### Requirement
Your task is to transcribe all the entries exactly, excluding pictures.

### Given data

^^^^

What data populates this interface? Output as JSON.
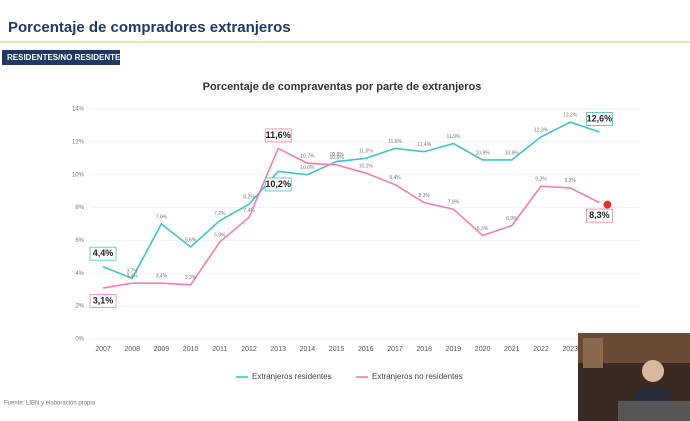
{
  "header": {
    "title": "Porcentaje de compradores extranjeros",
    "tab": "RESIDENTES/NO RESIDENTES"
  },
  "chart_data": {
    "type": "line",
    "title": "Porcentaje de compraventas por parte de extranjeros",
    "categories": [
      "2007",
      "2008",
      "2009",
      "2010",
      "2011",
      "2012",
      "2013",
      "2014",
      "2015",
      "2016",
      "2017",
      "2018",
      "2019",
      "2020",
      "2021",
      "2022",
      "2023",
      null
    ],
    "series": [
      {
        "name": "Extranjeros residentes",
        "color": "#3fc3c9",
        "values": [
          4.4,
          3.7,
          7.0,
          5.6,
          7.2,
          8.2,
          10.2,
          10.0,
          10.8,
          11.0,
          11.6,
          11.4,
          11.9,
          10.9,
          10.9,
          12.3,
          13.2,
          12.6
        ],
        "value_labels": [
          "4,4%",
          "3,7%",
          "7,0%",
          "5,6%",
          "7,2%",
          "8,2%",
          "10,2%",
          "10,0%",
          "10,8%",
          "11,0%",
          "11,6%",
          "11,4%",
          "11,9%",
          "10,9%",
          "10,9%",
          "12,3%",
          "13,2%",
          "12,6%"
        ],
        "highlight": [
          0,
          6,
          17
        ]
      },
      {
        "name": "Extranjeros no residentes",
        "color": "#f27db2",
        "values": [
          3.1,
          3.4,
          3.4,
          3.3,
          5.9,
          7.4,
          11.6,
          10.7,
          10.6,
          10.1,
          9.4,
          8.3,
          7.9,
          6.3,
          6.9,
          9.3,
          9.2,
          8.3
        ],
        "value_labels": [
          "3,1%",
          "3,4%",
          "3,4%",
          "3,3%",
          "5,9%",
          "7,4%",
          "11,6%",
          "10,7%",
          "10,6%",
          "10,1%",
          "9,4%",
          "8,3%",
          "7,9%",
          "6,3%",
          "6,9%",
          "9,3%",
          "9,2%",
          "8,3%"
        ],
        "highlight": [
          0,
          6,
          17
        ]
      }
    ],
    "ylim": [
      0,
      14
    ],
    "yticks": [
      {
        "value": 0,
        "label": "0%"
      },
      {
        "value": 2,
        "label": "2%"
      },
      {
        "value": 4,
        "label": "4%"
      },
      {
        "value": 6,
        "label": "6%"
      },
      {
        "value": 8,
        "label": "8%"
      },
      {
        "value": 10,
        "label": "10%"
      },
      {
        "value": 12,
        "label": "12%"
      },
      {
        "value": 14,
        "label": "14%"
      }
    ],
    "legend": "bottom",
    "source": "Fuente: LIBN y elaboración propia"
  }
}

^^^^

### Response to this task
What data populates this interface? Output as JSON.
{
  "header": {
    "title": "Porcentaje de compradores extranjeros",
    "tab": "RESIDENTES/NO RESIDENTES"
  },
  "chart_data": {
    "type": "line",
    "title": "Porcentaje de compraventas por parte de extranjeros",
    "categories": [
      "2007",
      "2008",
      "2009",
      "2010",
      "2011",
      "2012",
      "2013",
      "2014",
      "2015",
      "2016",
      "2017",
      "2018",
      "2019",
      "2020",
      "2021",
      "2022",
      "2023",
      null
    ],
    "series": [
      {
        "name": "Extranjeros residentes",
        "color": "#3fc3c9",
        "values": [
          4.4,
          3.7,
          7.0,
          5.6,
          7.2,
          8.2,
          10.2,
          10.0,
          10.8,
          11.0,
          11.6,
          11.4,
          11.9,
          10.9,
          10.9,
          12.3,
          13.2,
          12.6
        ],
        "value_labels": [
          "4,4%",
          "3,7%",
          "7,0%",
          "5,6%",
          "7,2%",
          "8,2%",
          "10,2%",
          "10,0%",
          "10,8%",
          "11,0%",
          "11,6%",
          "11,4%",
          "11,9%",
          "10,9%",
          "10,9%",
          "12,3%",
          "13,2%",
          "12,6%"
        ],
        "highlight": [
          0,
          6,
          17
        ]
      },
      {
        "name": "Extranjeros no residentes",
        "color": "#f27db2",
        "values": [
          3.1,
          3.4,
          3.4,
          3.3,
          5.9,
          7.4,
          11.6,
          10.7,
          10.6,
          10.1,
          9.4,
          8.3,
          7.9,
          6.3,
          6.9,
          9.3,
          9.2,
          8.3
        ],
        "value_labels": [
          "3,1%",
          "3,4%",
          "3,4%",
          "3,3%",
          "5,9%",
          "7,4%",
          "11,6%",
          "10,7%",
          "10,6%",
          "10,1%",
          "9,4%",
          "8,3%",
          "7,9%",
          "6,3%",
          "6,9%",
          "9,3%",
          "9,2%",
          "8,3%"
        ],
        "highlight": [
          0,
          6,
          17
        ]
      }
    ],
    "ylim": [
      0,
      14
    ],
    "yticks": [
      {
        "value": 0,
        "label": "0%"
      },
      {
        "value": 2,
        "label": "2%"
      },
      {
        "value": 4,
        "label": "4%"
      },
      {
        "value": 6,
        "label": "6%"
      },
      {
        "value": 8,
        "label": "8%"
      },
      {
        "value": 10,
        "label": "10%"
      },
      {
        "value": 12,
        "label": "12%"
      },
      {
        "value": 14,
        "label": "14%"
      }
    ],
    "legend": "bottom",
    "source": "Fuente: LIBN y elaboración propia"
  }
}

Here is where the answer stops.